● Rows from a figure dataset
------------------------------------------------
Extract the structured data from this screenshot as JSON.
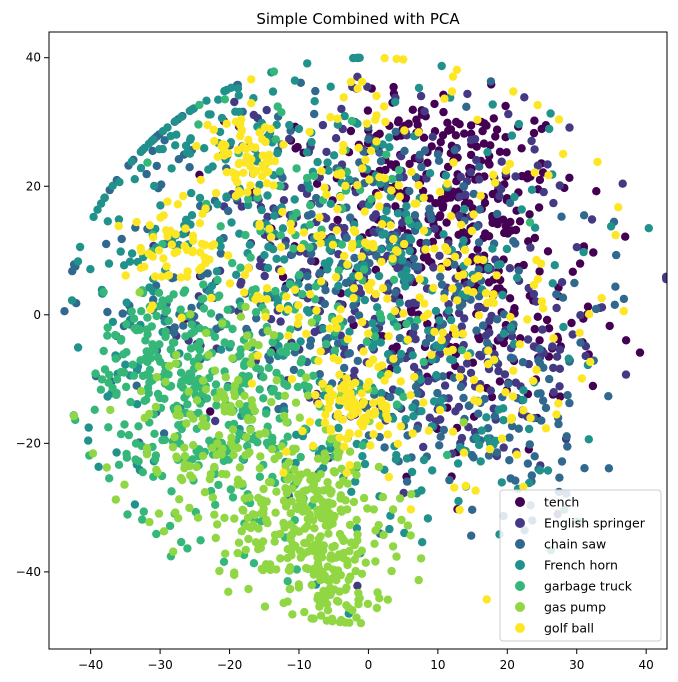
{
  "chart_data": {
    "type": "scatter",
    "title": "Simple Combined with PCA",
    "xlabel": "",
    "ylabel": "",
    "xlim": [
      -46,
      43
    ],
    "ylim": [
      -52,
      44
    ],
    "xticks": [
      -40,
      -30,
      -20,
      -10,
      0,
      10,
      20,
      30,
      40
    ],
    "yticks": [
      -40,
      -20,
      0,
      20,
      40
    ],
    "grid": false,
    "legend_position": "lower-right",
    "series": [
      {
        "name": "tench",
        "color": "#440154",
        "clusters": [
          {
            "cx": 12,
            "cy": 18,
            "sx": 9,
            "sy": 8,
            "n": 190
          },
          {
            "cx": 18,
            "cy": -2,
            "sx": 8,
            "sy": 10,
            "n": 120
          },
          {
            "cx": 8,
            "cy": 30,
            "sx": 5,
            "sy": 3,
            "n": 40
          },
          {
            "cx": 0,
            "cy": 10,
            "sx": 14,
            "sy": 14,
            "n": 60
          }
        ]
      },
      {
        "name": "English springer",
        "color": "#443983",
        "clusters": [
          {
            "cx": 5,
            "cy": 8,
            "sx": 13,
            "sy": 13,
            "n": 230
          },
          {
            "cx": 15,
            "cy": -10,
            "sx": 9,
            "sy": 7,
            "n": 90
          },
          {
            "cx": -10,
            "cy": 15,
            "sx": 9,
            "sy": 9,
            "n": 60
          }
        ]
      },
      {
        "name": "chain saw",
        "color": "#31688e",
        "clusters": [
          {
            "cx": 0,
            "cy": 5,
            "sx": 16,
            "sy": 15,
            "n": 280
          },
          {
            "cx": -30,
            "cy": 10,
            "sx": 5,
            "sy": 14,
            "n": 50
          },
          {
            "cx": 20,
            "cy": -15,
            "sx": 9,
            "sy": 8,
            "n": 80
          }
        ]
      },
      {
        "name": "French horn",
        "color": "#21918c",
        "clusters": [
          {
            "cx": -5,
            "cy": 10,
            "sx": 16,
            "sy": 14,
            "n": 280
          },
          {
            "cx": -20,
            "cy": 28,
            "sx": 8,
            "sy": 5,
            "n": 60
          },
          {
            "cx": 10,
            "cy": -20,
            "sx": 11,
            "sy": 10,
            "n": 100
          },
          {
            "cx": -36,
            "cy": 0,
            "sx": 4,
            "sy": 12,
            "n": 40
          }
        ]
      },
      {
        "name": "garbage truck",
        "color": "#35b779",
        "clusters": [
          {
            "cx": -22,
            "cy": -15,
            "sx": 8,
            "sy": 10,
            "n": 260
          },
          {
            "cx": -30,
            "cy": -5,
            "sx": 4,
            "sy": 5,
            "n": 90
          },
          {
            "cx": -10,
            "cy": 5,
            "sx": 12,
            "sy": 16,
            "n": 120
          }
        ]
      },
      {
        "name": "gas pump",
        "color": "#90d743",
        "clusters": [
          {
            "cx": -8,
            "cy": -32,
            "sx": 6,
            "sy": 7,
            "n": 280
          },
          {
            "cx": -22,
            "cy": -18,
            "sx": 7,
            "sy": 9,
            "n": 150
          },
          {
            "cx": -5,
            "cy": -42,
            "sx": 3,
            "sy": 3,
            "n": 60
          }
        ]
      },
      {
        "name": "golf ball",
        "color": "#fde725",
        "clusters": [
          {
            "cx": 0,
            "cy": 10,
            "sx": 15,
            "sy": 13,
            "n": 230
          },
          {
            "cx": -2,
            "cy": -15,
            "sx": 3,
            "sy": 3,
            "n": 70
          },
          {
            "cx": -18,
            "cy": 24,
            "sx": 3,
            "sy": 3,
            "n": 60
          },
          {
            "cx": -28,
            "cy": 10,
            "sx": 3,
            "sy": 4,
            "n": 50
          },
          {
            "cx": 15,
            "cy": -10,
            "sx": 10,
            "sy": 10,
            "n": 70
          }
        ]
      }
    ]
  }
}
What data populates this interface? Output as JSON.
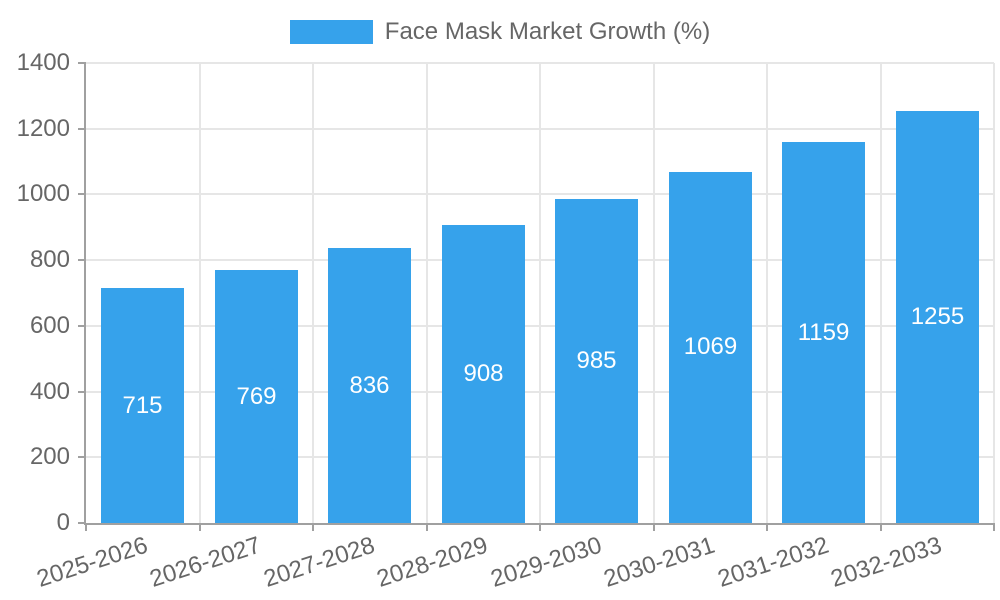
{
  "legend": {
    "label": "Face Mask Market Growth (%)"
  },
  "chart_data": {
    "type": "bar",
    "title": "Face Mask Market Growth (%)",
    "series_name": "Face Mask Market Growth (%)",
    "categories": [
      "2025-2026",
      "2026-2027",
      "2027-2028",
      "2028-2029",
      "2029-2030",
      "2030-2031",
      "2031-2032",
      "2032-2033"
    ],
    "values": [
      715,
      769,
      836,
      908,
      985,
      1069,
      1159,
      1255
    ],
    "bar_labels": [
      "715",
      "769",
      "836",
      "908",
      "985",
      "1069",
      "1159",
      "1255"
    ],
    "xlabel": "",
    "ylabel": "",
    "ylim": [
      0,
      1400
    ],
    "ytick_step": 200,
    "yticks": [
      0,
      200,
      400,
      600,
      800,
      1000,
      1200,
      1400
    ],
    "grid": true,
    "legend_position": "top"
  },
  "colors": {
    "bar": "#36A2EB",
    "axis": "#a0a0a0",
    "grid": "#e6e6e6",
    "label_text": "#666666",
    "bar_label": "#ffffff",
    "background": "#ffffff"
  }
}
------------------------------------------------
● PROBLEM STATEMENT
Quote the records above exactly, leaving out any pictures.

● TASK RESULT
Extract the structured data from this screenshot as JSON.
{
  "chart_data": {
    "type": "scatter",
    "title": "Simple Combined with PCA",
    "xlabel": "",
    "ylabel": "",
    "xlim": [
      -46,
      43
    ],
    "ylim": [
      -52,
      44
    ],
    "xticks": [
      -40,
      -30,
      -20,
      -10,
      0,
      10,
      20,
      30,
      40
    ],
    "yticks": [
      -40,
      -20,
      0,
      20,
      40
    ],
    "grid": false,
    "legend_position": "lower-right",
    "series": [
      {
        "name": "tench",
        "color": "#440154",
        "clusters": [
          {
            "cx": 12,
            "cy": 18,
            "sx": 9,
            "sy": 8,
            "n": 190
          },
          {
            "cx": 18,
            "cy": -2,
            "sx": 8,
            "sy": 10,
            "n": 120
          },
          {
            "cx": 8,
            "cy": 30,
            "sx": 5,
            "sy": 3,
            "n": 40
          },
          {
            "cx": 0,
            "cy": 10,
            "sx": 14,
            "sy": 14,
            "n": 60
          }
        ]
      },
      {
        "name": "English springer",
        "color": "#443983",
        "clusters": [
          {
            "cx": 5,
            "cy": 8,
            "sx": 13,
            "sy": 13,
            "n": 230
          },
          {
            "cx": 15,
            "cy": -10,
            "sx": 9,
            "sy": 7,
            "n": 90
          },
          {
            "cx": -10,
            "cy": 15,
            "sx": 9,
            "sy": 9,
            "n": 60
          }
        ]
      },
      {
        "name": "chain saw",
        "color": "#31688e",
        "clusters": [
          {
            "cx": 0,
            "cy": 5,
            "sx": 16,
            "sy": 15,
            "n": 280
          },
          {
            "cx": -30,
            "cy": 10,
            "sx": 5,
            "sy": 14,
            "n": 50
          },
          {
            "cx": 20,
            "cy": -15,
            "sx": 9,
            "sy": 8,
            "n": 80
          }
        ]
      },
      {
        "name": "French horn",
        "color": "#21918c",
        "clusters": [
          {
            "cx": -5,
            "cy": 10,
            "sx": 16,
            "sy": 14,
            "n": 280
          },
          {
            "cx": -20,
            "cy": 28,
            "sx": 8,
            "sy": 5,
            "n": 60
          },
          {
            "cx": 10,
            "cy": -20,
            "sx": 11,
            "sy": 10,
            "n": 100
          },
          {
            "cx": -36,
            "cy": 0,
            "sx": 4,
            "sy": 12,
            "n": 40
          }
        ]
      },
      {
        "name": "garbage truck",
        "color": "#35b779",
        "clusters": [
          {
            "cx": -22,
            "cy": -15,
            "sx": 8,
            "sy": 10,
            "n": 260
          },
          {
            "cx": -30,
            "cy": -5,
            "sx": 4,
            "sy": 5,
            "n": 90
          },
          {
            "cx": -10,
            "cy": 5,
            "sx": 12,
            "sy": 16,
            "n": 120
          }
        ]
      },
      {
        "name": "gas pump",
        "color": "#90d743",
        "clusters": [
          {
            "cx": -8,
            "cy": -32,
            "sx": 6,
            "sy": 7,
            "n": 280
          },
          {
            "cx": -22,
            "cy": -18,
            "sx": 7,
            "sy": 9,
            "n": 150
          },
          {
            "cx": -5,
            "cy": -42,
            "sx": 3,
            "sy": 3,
            "n": 60
          }
        ]
      },
      {
        "name": "golf ball",
        "color": "#fde725",
        "clusters": [
          {
            "cx": 0,
            "cy": 10,
            "sx": 15,
            "sy": 13,
            "n": 230
          },
          {
            "cx": -2,
            "cy": -15,
            "sx": 3,
            "sy": 3,
            "n": 70
          },
          {
            "cx": -18,
            "cy": 24,
            "sx": 3,
            "sy": 3,
            "n": 60
          },
          {
            "cx": -28,
            "cy": 10,
            "sx": 3,
            "sy": 4,
            "n": 50
          },
          {
            "cx": 15,
            "cy": -10,
            "sx": 10,
            "sy": 10,
            "n": 70
          }
        ]
      }
    ]
  }
}
What data populates this interface? Output as JSON.
{
  "legend": {
    "label": "Face Mask Market Growth (%)"
  },
  "chart_data": {
    "type": "bar",
    "title": "Face Mask Market Growth (%)",
    "series_name": "Face Mask Market Growth (%)",
    "categories": [
      "2025-2026",
      "2026-2027",
      "2027-2028",
      "2028-2029",
      "2029-2030",
      "2030-2031",
      "2031-2032",
      "2032-2033"
    ],
    "values": [
      715,
      769,
      836,
      908,
      985,
      1069,
      1159,
      1255
    ],
    "bar_labels": [
      "715",
      "769",
      "836",
      "908",
      "985",
      "1069",
      "1159",
      "1255"
    ],
    "xlabel": "",
    "ylabel": "",
    "ylim": [
      0,
      1400
    ],
    "ytick_step": 200,
    "yticks": [
      0,
      200,
      400,
      600,
      800,
      1000,
      1200,
      1400
    ],
    "grid": true,
    "legend_position": "top"
  },
  "colors": {
    "bar": "#36A2EB",
    "axis": "#a0a0a0",
    "grid": "#e6e6e6",
    "label_text": "#666666",
    "bar_label": "#ffffff",
    "background": "#ffffff"
  }
}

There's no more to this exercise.